Revise the passage about Oprina: give it again from "This personal passion" through "lifelike avatar technology.", putting "realistic" in place of "lifelike".

▶ [PAGE EXCERPT]
__________________________________________________
When we discovered Google's Agent Development Kit (ADK), we realized this was the perfect opportunity to finally build that dream. Here was a framework powerful enough to create sophisticated AI agents that could work together seamlessly.

The inspiration for Oprina came from a simple yet profound realization: productivity tools should adapt to humans, not the other way around. In our daily lives, we're constantly switching between apps—checking emails, managing calendars, responding to messages—all through traditional interfaces that fragment our attention and workflow.

We envisioned a future where managing your digital life could be as natural as having a conversation with a trusted assistant. What if you could simply say "Schedule a meeting with the marketing team for next Tuesday" or "Summarize my important emails from this morning" and have an intelligent avatar handle everything seamlessly?

This personal passion combined with the powerful capabilities of ADK led us to create Oprina (It's the first one of its kind) - a multi-agent conversational AI avatar assistant that transforms productivity through natural voice interactions and lifelike avatar technology.
__________________________________________________
▶ [DATA BLOCK]
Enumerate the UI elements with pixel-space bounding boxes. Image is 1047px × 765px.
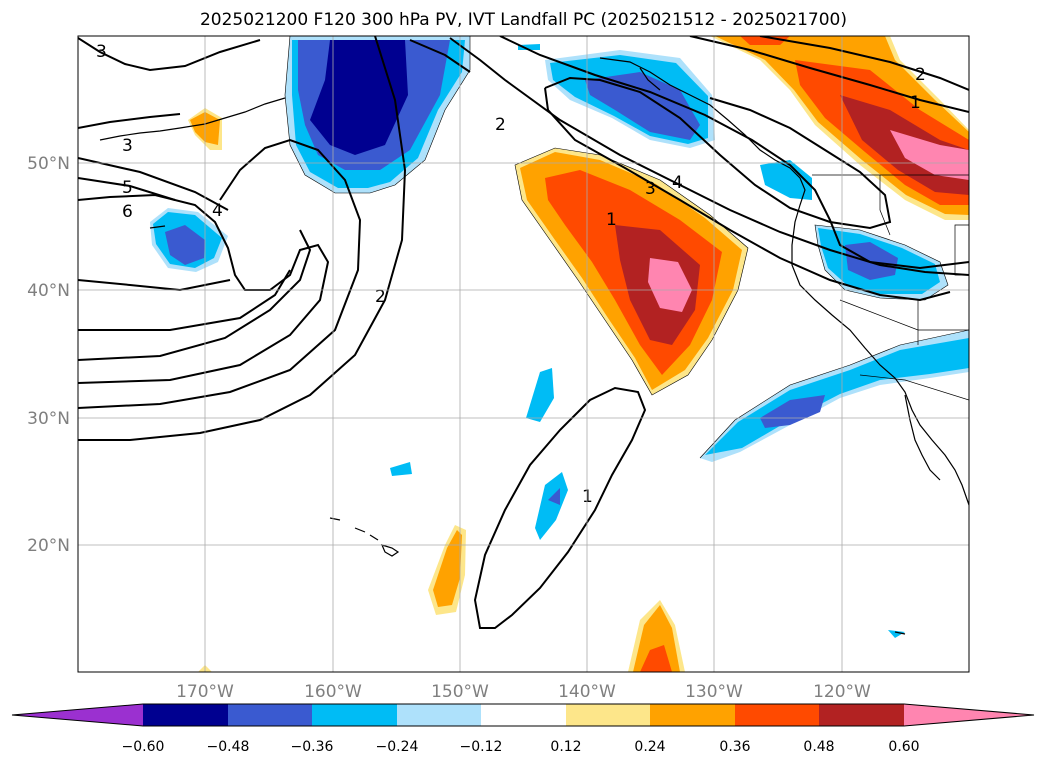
__________________________________________________
▶ [TASK RESPONSE]
This personal passion combined with the powerful capabilities of ADK led us to create Oprina (It's the first one of its kind) - a multi-agent conversational AI avatar assistant that transforms productivity through natural voice interactions and realistic avatar technology.